= PROBLEM =
Set down the final stretch of the data, from the line that holds "Read out every word on this page." through the last line, both included, with pictures left out.
## Begin RECORDS PROVIDED
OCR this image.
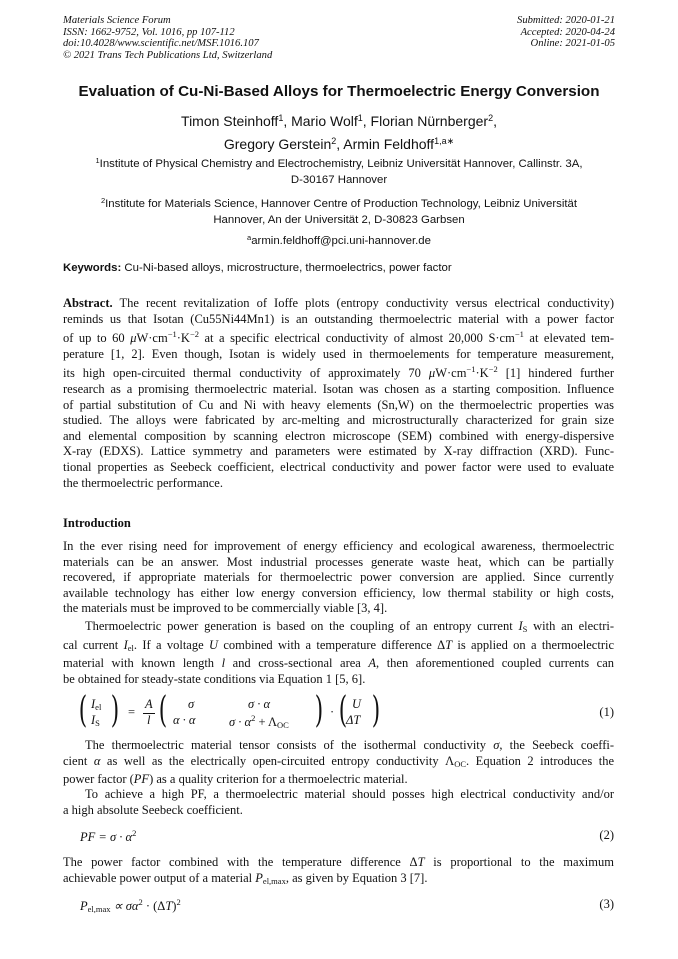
Materials Science Forum
ISSN: 1662-9752, Vol. 1016, pp 107-112
doi:10.4028/www.scientific.net/MSF.1016.107
© 2021 Trans Tech Publications Ltd, Switzerland
Submitted: 2020-01-21
Accepted: 2020-04-24
Online: 2021-01-05
Evaluation of Cu-Ni-Based Alloys for Thermoelectric Energy Conversion
Timon Steinhoff$^1$, Mario Wolf$^1$, Florian Nürnberger$^2$,
Gregory Gerstein$^2$, Armin Feldhoff$^{1,a∗}$
$^1$Institute of Physical Chemistry and Electrochemistry, Leibniz Universität Hannover, Callinstr. 3A,
D-30167 Hannover
$^2$Institute for Materials Science, Hannover Centre of Production Technology, Leibniz Universität
Hannover, An der Universität 2, D-30823 Garbsen
$^a$armin.feldhoff@pci.uni-hannover.de
Keywords: Cu-Ni-based alloys, microstructure, thermoelectrics, power factor
Abstract. The recent revitalization of Ioffe plots (entropy conductivity versus electrical conductivity)
reminds us that Isotan (Cu55Ni44Mn1) is an outstanding thermoelectric material with a power factor
of up to 60 $\mu W\cdot cm^{-1}\cdot K^{-2}$ at a specific electrical conductivity of almost 20,000 $S\cdot cm^{-1}$ at elevated tem-
perature [1, 2]. Even though, Isotan is widely used in thermoelements for temperature measurement,
its high open-circuited thermal conductivity of approximately 70 $\mu W\cdot cm^{-1}\cdot K^{-2}$ [1] hindered further
research as a promising thermoelectric material. Isotan was chosen as a starting composition. Influence
of partial substitution of Cu and Ni with heavy elements (Sn,W) on the thermoelectric properties was
studied. The alloys were fabricated by arc-melting and microstructurally characterized for grain size
and elemental composition by scanning electron microscope (SEM) combined with energy-dispersive
X-ray (EDXS). Lattice symmetry and parameters were estimated by X-ray diffraction (XRD). Func-
tional properties as Seebeck coefficient, electrical conductivity and power factor were used to evaluate
the thermoelectric performance.
Introduction
In the ever rising need for improvement of energy efficiency and ecological awareness, thermoelectric
materials can be an answer. Most industrial processes generate waste heat, which can be partially
recovered, if appropriate materials for thermoelectric power conversion are applied. Since currently
available technology has either low energy conversion efficiency, low thermal stability or high costs,
the materials must be improved to be commercially viable [3, 4].
Thermoelectric power generation is based on the coupling of an entropy current $I_S$ with an electri-
cal current $I_{el}$. If a voltage U combined with a temperature difference ΔT is applied on a thermoelectric
material with known length l and cross-sectional area A, then aforementioned coupled currents can
be obtained for steady-state conditions via Equation 1 [5, 6].
( $I_{el}$
$I_S$ ) =
A
l ( σ	σ · α
α · α	$\sigma \cdot \alpha^2 + \Lambda_{OC}$ ) · ( U
ΔT )	(1)
The thermoelectric material tensor consists of the isothermal conductivity σ, the Seebeck coeffi-
cient α as well as the electrically open-circuited entropy conductivity $\Lambda_{OC}$. Equation 2 introduces the
power factor (PF) as a quality criterion for a thermoelectric material.
To achieve a high PF, a thermoelectric material should posses high electrical conductivity and/or
a high absolute Seebeck coefficient.
PF = $\sigma \cdot \alpha^2$	(2)
The power factor combined with the temperature difference ΔT is proportional to the maximum
achievable power output of a material $P_{el,max}$, as given by Equation 3 [7].
$P_{el,max} \propto \sigma\alpha^2 \cdot (\Delta T)^2$	(3)
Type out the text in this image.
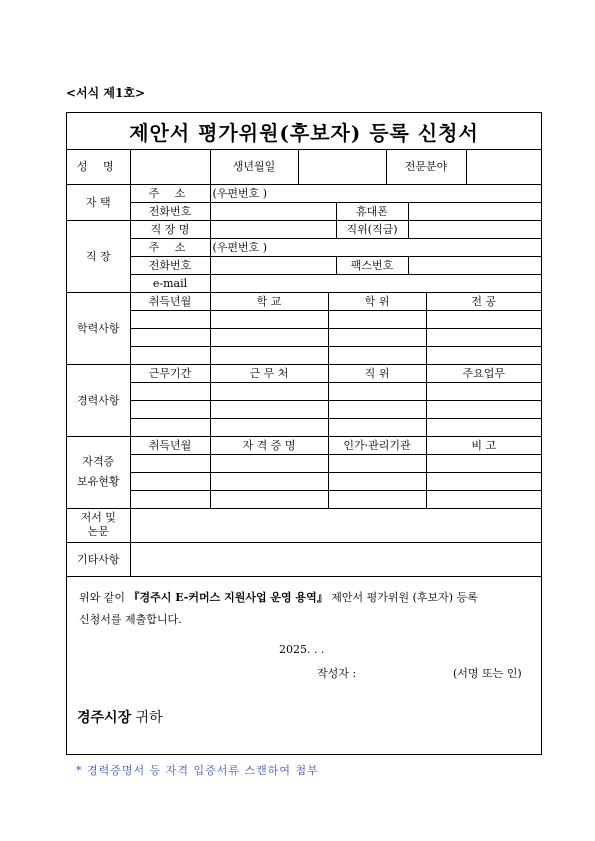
<서식 제1호>
제안서 평가위원(후보자) 등록 신청서
성 명		생년월일		전문분야	
자 택	주 소	(우편번호 )		
	전화번호		휴대폰	
직 장	직 장 명		직위(직급)	
	주 소	(우편번호 )		
	전화번호		팩스번호	
	e-mail			
학력사항	취득년월	학 교	학 위	전 공

경력사항	근무기간	근 무 처	직 위	주요업무

자격증
보유현황	취득년월	자 격 증 명	인가·관리기관	비 고

저서 및
논문	

기타사항	
위와 같이 『경주시 E-커머스 지원사업 운영 용역』 제안서 평가위원 (후보자) 등록
신청서를 제출합니다.
2025. . .
작성자 :	(서명 또는 인)
경주시장 귀하
* 경력증명서 등 자격 입증서류 스캔하여 첨부
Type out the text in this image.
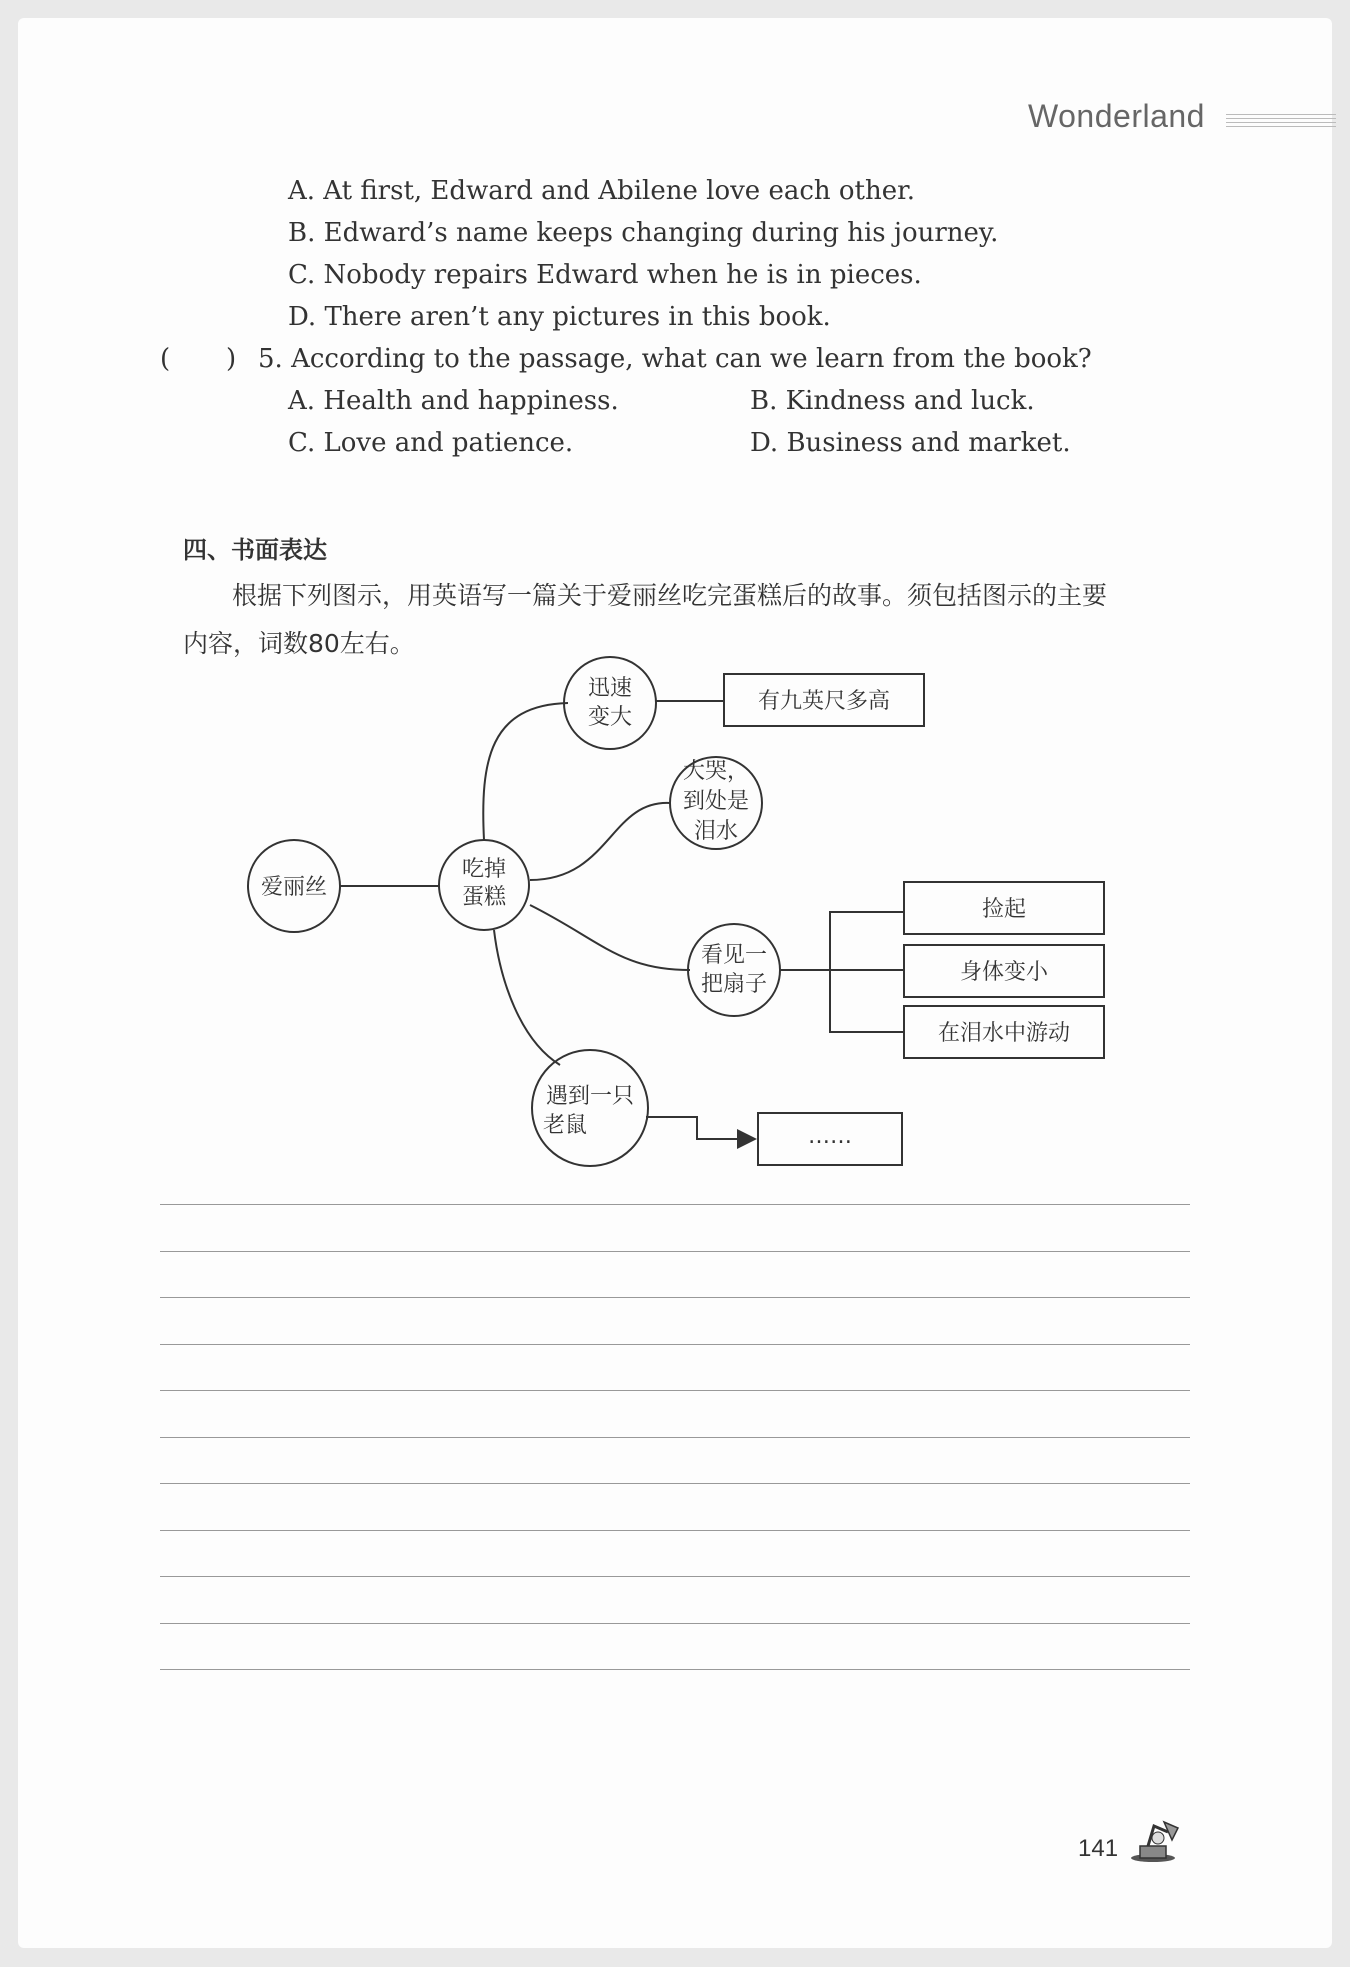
Wonderland
A. At first, Edward and Abilene love each other.
B. Edward’s name keeps changing during his journey.
C. Nobody repairs Edward when he is in pieces.
D. There aren’t any pictures in this book.
( ) 5. According to the passage, what can we learn from the book?
A. Health and happiness.	B. Kindness and luck.
C. Love and patience.	D. Business and market.
四、书面表达
根据下列图示，用英语写一篇关于爱丽丝吃完蛋糕后的故事。须包括图示的主要
内容，词数80左右。
爱丽丝
吃掉
蛋糕
迅速
变大
有九英尺多高
大哭，
到处是
泪水
看见一
把扇子
捡起
身体变小
在泪水中游动
遇到一只
老鼠	……
141
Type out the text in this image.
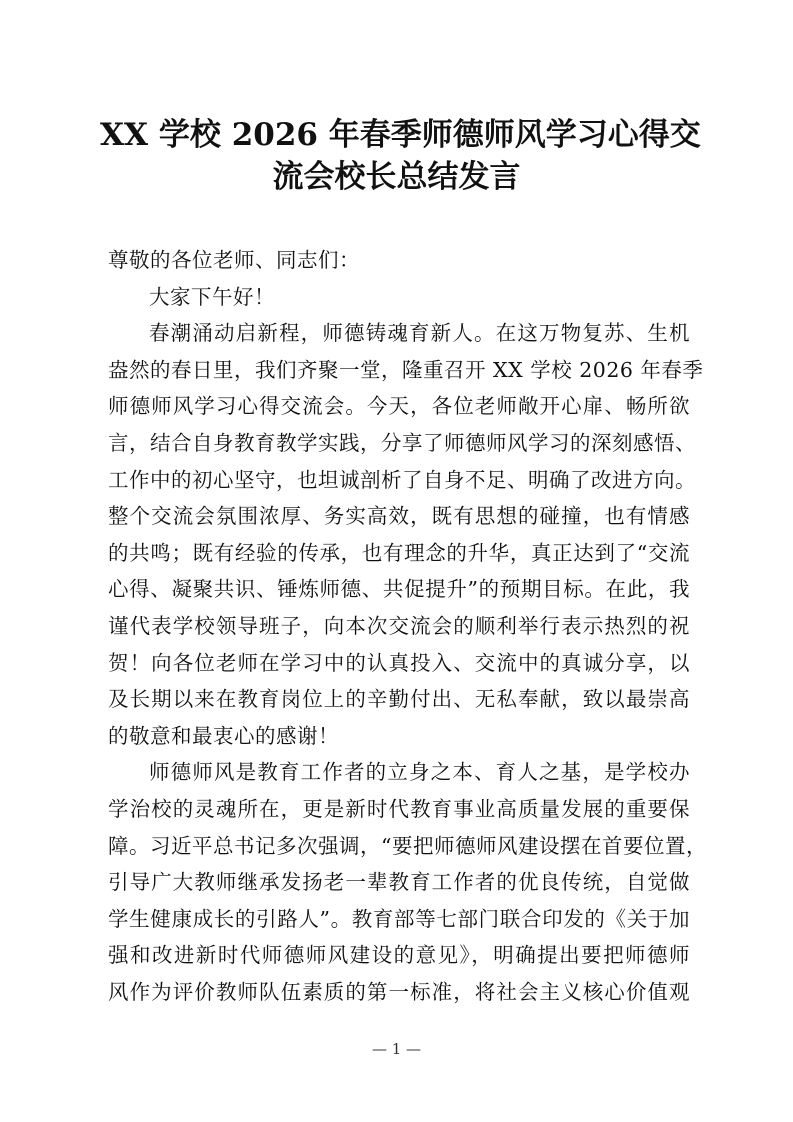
XX 学校 2026 年春季师德师风学习心得交
流会校长总结发言
尊敬的各位老师、同志们：
大家下午好！
春潮涌动启新程，师德铸魂育新人。在这万物复苏、生机
盎然的春日里，我们齐聚一堂，隆重召开 XX 学校 2026 年春季
师德师风学习心得交流会。今天，各位老师敞开心扉、畅所欲
言，结合自身教育教学实践，分享了师德师风学习的深刻感悟、
工作中的初心坚守，也坦诚剖析了自身不足、明确了改进方向。
整个交流会氛围浓厚、务实高效，既有思想的碰撞，也有情感
的共鸣；既有经验的传承，也有理念的升华，真正达到了“交流
心得、凝聚共识、锤炼师德、共促提升”的预期目标。在此，我
谨代表学校领导班子，向本次交流会的顺利举行表示热烈的祝
贺！向各位老师在学习中的认真投入、交流中的真诚分享，以
及长期以来在教育岗位上的辛勤付出、无私奉献，致以最崇高
的敬意和最衷心的感谢！
师德师风是教育工作者的立身之本、育人之基，是学校办
学治校的灵魂所在，更是新时代教育事业高质量发展的重要保
障。习近平总书记多次强调，“要把师德师风建设摆在首要位置，
引导广大教师继承发扬老一辈教育工作者的优良传统，自觉做
学生健康成长的引路人”。教育部等七部门联合印发的《关于加
强和改进新时代师德师风建设的意见》，明确提出要把师德师
风作为评价教师队伍素质的第一标准，将社会主义核心价值观
— 1 —
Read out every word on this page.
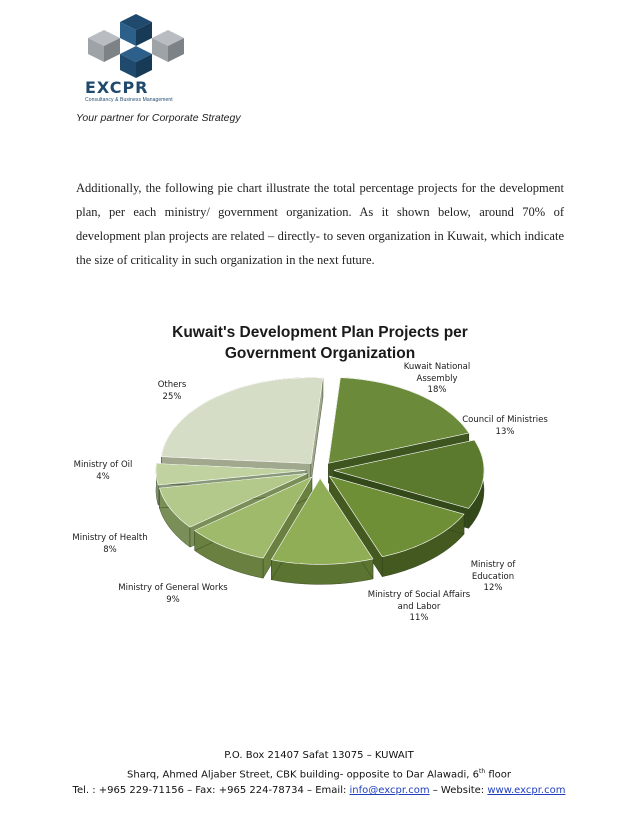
EXCPR
Consultancy & Business Management
Your partner for Corporate Strategy
Additionally, the following pie chart illustrate the total percentage projects for the development plan, per each ministry/ government organization. As it shown below, around 70% of development plan projects are related – directly- to seven organization in Kuwait, which indicate the size of criticality in such organization in the next future.
Kuwait's Development Plan Projects per Government Organization
Kuwait National Assembly
18%
Council of Ministries
13%
Ministry of Education
12%
Ministry of Social Affairs and Labor
11%
Ministry of General Works
9%
Ministry of Health
8%
Ministry of Oil
4%
Others
25%
P.O. Box 21407 Safat 13075 – KUWAIT
Sharq, Ahmed Aljaber Street, CBK building- opposite to Dar Alawadi, 6th floor
Tel. : +965 229-71156 – Fax: +965 224-78734 – Email: info@excpr.com – Website: www.excpr.com
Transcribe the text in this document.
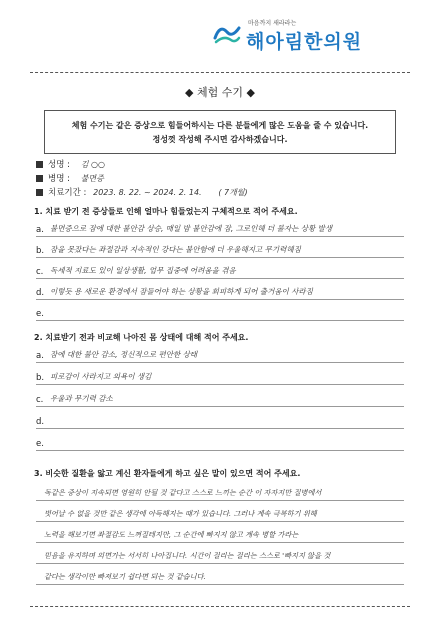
마음까지 새라라는
해아림한의원
◆ 체험 수기 ◆
체험 수기는 같은 증상으로 힘들어하시는 다른 분들에게 많은 도움을 줄 수 있습니다.
정성껏 작성해 주시면 감사하겠습니다.
성명 : 김 ○○
병명 : 불면증
치료기간 : 2023. 8. 22. ~ 2024. 2. 14. ( 7개월)
1. 치료 받기 전 증상들로 인해 얼마나 힘들었는지 구체적으로 적어 주세요.
a. 불면증으로 잠에 대한 불안감 상승, 매일 밤 불안감에 잠, 그로인해 더 불자는 상황 발생
b. 잠을 못잤다는 좌절감과 지속적인 강다는 불안함에 더 우울해지고 무기력해짐
c. 독세적 지료도 있이 일상생활, 업무 집중에 어려움을 겪음
d. 이렇듯 용 새로운 환경에서 잠들어야 하는 상황을 회피하게 되어 출거움이 사라짐
e.
2. 치료받기 전과 비교해 나아진 몸 상태에 대해 적어 주세요.
a. 잠에 대한 불안 감소, 정신적으로 편안한 상태
b. 피로감이 사라지고 의욕이 생김
c. 우울과 무기력 감소
d.
e.
3. 비슷한 질환을 앓고 계신 환자들에게 하고 싶은 말이 있으면 적어 주세요.
독같은 증상이 지속되면 영원히 안될 것 같다고 스스로 느끼는 순간 이 자자지만 질병에서
벗어날 수 없을 것만 같은 생각에 아득해지는 때가 있습니다. 그러나 계속 극복하기 위해
노력을 해보기면 좌절감도 느껴질테지만, 그 순간에 빠지지 않고 계속 병할 가라는
믿음을 유지하며 의면가는 서서히 나아집니다. 시간이 걸리는 걸리는 스스로 '빠지지 않을 것
같다는 생각이만 빠져보기 쉽다면 되는 것 같습니다.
## End RECORDS PROVIDED
= OUTPUT OF THE EXERCISE =
Read out every word on this page.
EXCPR
Consultancy & Business Management
Your partner for Corporate Strategy
Additionally, the following pie chart illustrate the total percentage projects for the development plan, per each ministry/ government organization. As it shown below, around 70% of development plan projects are related – directly- to seven organization in Kuwait, which indicate the size of criticality in such organization in the next future.
Kuwait's Development Plan Projects per Government Organization
Kuwait National Assembly
18%
Council of Ministries
13%
Ministry of Education
12%
Ministry of Social Affairs and Labor
11%
Ministry of General Works
9%
Ministry of Health
8%
Ministry of Oil
4%
Others
25%
P.O. Box 21407 Safat 13075 – KUWAIT
Sharq, Ahmed Aljaber Street, CBK building- opposite to Dar Alawadi, 6th floor
Tel. : +965 229-71156 – Fax: +965 224-78734 – Email: info@excpr.com – Website: www.excpr.com
Transcribe the text in this document.
마음까지 새라라는
해아림한의원
◆ 체험 수기 ◆
체험 수기는 같은 증상으로 힘들어하시는 다른 분들에게 많은 도움을 줄 수 있습니다.
정성껏 작성해 주시면 감사하겠습니다.
성명 : 김 ○○
병명 : 불면증
치료기간 : 2023. 8. 22. ~ 2024. 2. 14. ( 7개월)
1. 치료 받기 전 증상들로 인해 얼마나 힘들었는지 구체적으로 적어 주세요.
a. 불면증으로 잠에 대한 불안감 상승, 매일 밤 불안감에 잠, 그로인해 더 불자는 상황 발생
b. 잠을 못잤다는 좌절감과 지속적인 강다는 불안함에 더 우울해지고 무기력해짐
c. 독세적 지료도 있이 일상생활, 업무 집중에 어려움을 겪음
d. 이렇듯 용 새로운 환경에서 잠들어야 하는 상황을 회피하게 되어 출거움이 사라짐
e.
2. 치료받기 전과 비교해 나아진 몸 상태에 대해 적어 주세요.
a. 잠에 대한 불안 감소, 정신적으로 편안한 상태
b. 피로감이 사라지고 의욕이 생김
c. 우울과 무기력 감소
d.
e.
3. 비슷한 질환을 앓고 계신 환자들에게 하고 싶은 말이 있으면 적어 주세요.
독같은 증상이 지속되면 영원히 안될 것 같다고 스스로 느끼는 순간 이 자자지만 질병에서
벗어날 수 없을 것만 같은 생각에 아득해지는 때가 있습니다. 그러나 계속 극복하기 위해
노력을 해보기면 좌절감도 느껴질테지만, 그 순간에 빠지지 않고 계속 병할 가라는
믿음을 유지하며 의면가는 서서히 나아집니다. 시간이 걸리는 걸리는 스스로 '빠지지 않을 것
같다는 생각이만 빠져보기 쉽다면 되는 것 같습니다.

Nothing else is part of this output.